____ Extracted text
# Vases



## BernieW (Sep 12, 2006)

Well ordered a DVD from Brian McEvoy on doing two piece HF's. Sure does make things easier and is a lot of fun to do. These are turned in two pieces and then glued together. The key is getting the glue line perfectly flat. I used a machinest square. If they are not perfect you can see the line and if you do get it perfect you will have to look for the line. The poplar with the walnut collar and foot is 9 1/2" X 3 1/2". The walnut is 11 1/2" X 4 1/2". They are finished with several light coats of deft lacquer. 

By the way these are already sold and haven't even got the final coats on yet. A lady came into the Arts Center where I have my turnings dislplayed and saw the picture the Director had taken of the six I took down. She wanted two. So e-mailed her a pic's and she said she would pick them up when done. I said don't you want to know the price and she just said I know you'll be fair. So the poplar I quoted $65 and the walnut $95. She said fine. I guess I'll keep making them till they quit selling.
________
■ Tasks to carry out:
1 – Locate every line in the listing that contains the word "process", treating uppercase and lowercase as different, and copy each of those lines.
2 – Resume the forum post about turned vases right after its last sentence and keep writing it.
The listing that follows has nothing to do with the forum post about turned vases.
____ Provided records
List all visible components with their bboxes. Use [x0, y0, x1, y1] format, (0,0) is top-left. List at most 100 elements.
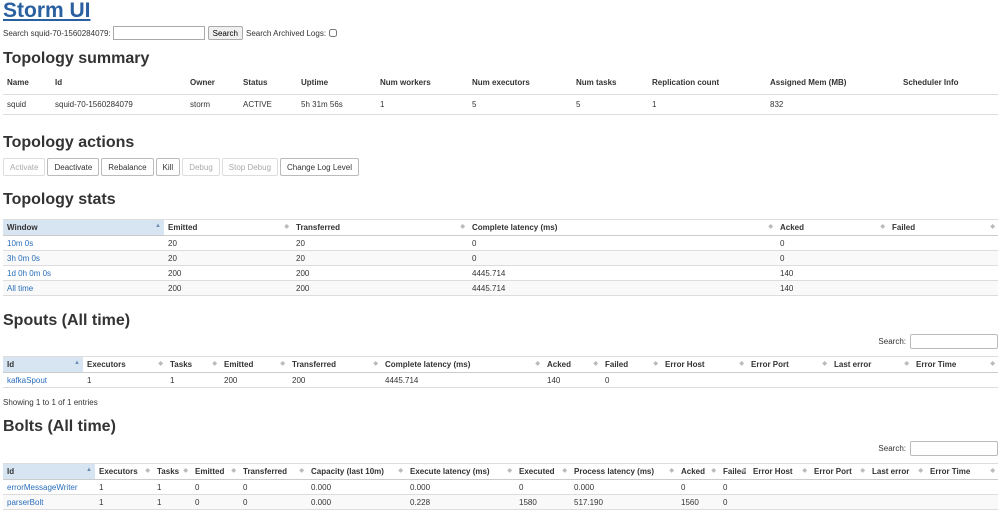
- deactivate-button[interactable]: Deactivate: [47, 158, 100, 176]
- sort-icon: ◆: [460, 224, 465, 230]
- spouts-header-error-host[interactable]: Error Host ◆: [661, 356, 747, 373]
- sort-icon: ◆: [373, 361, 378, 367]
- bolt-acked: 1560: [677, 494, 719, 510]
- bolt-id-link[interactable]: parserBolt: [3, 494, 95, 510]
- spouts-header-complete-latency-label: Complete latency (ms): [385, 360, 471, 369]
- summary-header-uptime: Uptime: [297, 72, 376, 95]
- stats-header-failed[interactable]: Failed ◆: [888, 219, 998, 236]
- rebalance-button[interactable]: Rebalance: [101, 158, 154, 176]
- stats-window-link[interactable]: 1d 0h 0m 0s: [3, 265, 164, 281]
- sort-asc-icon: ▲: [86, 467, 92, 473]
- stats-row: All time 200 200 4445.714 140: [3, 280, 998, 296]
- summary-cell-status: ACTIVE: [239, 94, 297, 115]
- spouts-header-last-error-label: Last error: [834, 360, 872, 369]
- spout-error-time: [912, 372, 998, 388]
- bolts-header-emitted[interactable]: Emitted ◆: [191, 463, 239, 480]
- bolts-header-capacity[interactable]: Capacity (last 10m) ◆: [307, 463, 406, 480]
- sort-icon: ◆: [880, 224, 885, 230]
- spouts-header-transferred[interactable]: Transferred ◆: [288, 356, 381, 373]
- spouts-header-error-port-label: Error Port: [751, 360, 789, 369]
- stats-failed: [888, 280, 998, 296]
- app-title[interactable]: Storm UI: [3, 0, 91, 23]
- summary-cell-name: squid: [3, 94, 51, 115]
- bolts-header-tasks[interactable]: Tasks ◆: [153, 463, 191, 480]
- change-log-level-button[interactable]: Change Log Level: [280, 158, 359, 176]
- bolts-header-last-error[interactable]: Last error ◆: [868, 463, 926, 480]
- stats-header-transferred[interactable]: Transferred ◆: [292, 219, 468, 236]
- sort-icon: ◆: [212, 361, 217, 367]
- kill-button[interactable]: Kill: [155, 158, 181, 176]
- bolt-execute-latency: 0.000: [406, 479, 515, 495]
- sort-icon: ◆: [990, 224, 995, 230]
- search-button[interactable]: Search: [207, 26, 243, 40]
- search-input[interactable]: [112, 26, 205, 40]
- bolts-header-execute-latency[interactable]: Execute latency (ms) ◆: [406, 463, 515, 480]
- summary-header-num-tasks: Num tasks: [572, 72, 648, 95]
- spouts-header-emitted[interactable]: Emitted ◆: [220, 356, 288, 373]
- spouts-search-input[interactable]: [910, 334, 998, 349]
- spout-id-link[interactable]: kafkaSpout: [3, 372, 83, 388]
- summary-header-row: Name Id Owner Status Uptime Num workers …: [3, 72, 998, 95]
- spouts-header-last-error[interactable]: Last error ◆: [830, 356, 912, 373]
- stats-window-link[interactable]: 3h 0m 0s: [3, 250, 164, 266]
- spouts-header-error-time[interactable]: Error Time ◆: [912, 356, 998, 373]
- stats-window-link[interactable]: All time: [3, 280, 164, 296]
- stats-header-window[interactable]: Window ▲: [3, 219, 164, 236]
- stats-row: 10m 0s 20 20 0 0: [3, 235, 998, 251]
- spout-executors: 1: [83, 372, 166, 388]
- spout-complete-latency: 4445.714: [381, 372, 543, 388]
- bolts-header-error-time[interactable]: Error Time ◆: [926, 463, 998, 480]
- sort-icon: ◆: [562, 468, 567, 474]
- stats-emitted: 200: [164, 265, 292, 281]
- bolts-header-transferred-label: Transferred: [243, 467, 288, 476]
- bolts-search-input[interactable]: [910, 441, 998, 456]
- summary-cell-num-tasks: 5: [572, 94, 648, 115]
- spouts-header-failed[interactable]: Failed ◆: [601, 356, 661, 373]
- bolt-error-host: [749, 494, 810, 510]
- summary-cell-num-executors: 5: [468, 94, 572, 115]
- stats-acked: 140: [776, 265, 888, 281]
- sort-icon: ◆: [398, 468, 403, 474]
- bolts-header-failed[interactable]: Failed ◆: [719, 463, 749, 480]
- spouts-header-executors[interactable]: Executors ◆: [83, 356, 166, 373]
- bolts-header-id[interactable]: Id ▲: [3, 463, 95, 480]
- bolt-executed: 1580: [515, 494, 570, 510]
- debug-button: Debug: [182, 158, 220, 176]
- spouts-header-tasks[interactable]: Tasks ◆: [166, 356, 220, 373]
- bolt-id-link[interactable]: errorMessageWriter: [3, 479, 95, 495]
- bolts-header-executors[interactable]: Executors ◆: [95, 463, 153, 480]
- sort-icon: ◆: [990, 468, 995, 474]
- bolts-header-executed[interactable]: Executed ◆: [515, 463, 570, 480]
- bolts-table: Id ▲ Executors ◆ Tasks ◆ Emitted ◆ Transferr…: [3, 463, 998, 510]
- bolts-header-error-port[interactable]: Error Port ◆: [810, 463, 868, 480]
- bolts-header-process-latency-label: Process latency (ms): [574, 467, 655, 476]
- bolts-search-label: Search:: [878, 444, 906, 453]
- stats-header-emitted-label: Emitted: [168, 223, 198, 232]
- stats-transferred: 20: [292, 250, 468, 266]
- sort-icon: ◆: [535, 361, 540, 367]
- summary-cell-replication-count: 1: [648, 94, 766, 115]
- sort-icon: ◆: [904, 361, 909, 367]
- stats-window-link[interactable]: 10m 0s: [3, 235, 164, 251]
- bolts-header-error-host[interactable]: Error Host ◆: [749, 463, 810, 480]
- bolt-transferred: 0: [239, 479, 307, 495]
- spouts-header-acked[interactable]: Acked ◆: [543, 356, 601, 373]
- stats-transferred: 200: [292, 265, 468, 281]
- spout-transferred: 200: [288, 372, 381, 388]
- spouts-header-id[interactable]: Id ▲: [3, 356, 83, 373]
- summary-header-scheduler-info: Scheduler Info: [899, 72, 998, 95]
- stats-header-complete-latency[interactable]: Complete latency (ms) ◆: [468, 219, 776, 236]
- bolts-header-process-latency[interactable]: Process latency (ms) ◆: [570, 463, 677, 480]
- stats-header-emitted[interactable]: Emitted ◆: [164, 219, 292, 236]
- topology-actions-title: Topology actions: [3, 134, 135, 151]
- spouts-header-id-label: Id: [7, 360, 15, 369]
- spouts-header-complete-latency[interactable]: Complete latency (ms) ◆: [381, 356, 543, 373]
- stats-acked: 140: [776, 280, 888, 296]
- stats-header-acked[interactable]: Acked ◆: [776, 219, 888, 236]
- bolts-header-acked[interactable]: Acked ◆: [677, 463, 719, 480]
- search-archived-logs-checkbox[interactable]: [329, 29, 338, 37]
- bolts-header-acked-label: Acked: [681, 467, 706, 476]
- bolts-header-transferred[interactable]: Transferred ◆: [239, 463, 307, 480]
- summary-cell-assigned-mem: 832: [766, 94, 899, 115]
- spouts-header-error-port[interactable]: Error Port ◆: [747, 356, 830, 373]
________
____ Provided records
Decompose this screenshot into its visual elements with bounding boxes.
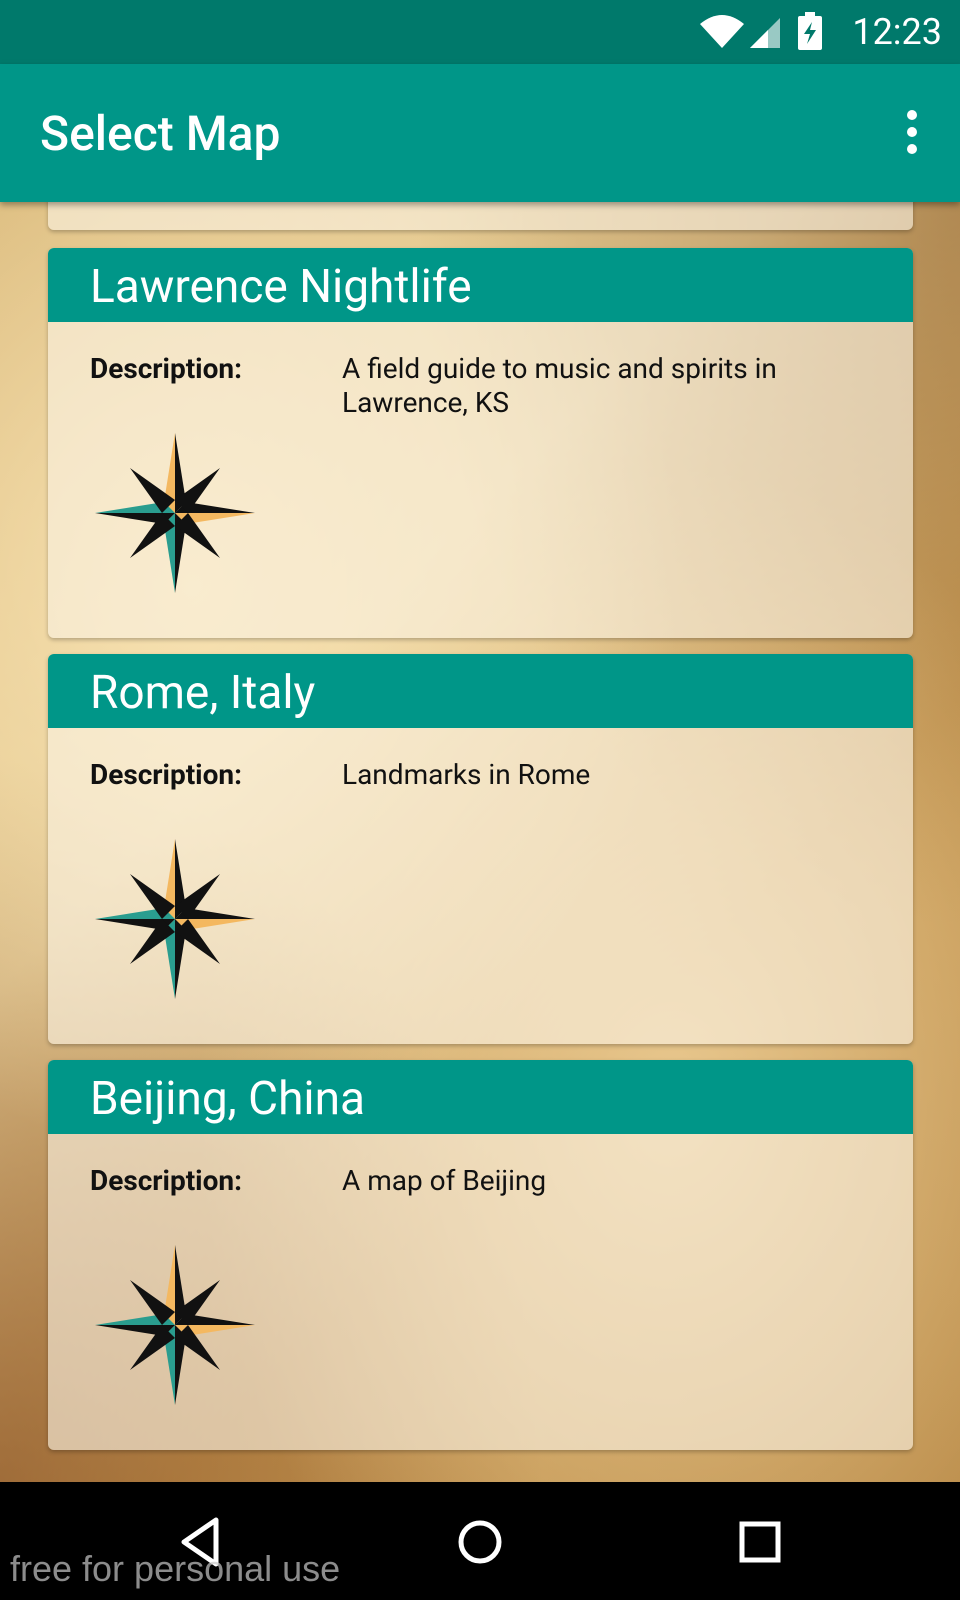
________
____ Provided records
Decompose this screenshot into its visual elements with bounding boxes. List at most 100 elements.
________
■ Expected results:
1 –
- bolts-header-process-latency-label: Process latency (ms): [574, 467, 655, 476]
- bolts-header-process-latency[interactable]: Process latency (ms) ◆: [570, 463, 677, 480]

2 –
Oh and I got Brian's newest DVD on embellishments. So will hopefully give pyrography, piercing, and airbrushing a go.


----------



## Ray H (Nov 22, 2008)

Those are beautiful.


----------



## Dr.Zook (Sep 10, 2004)

What can I say Bernie?


----------



## gal turner (Mar 3, 2010)

Bernie: where did you get the 2nd tape on embellishments? i can't find. Thanks These look good. I've done it before, but on a ball shaped piece & couldn't hide the line. 
They must have the line at the junction of the angles. Thanks for sharing this


----------



## xplorx4 (Dec 1, 2008)

Bernie, you always post pure gold, very well done.


----------



## BernieW (Sep 12, 2006)

Thanks to all for the kind comments. 

Gal Turner this is where I bought the video's. 

One Good Turn

Go down on the left side to How To Video's. He has 4 of them. I have the Creating Two Piece Hollow Forms and Brian McEvoy's Secrets to Embellishments. Both are excellent. I have just gotten his Embellishment DVD and have only veiwed the first but it is really well done and in a natural type setting. He explains the different equipment he uses.


----------



## gal turner (Mar 3, 2010)

Thanks Bernie..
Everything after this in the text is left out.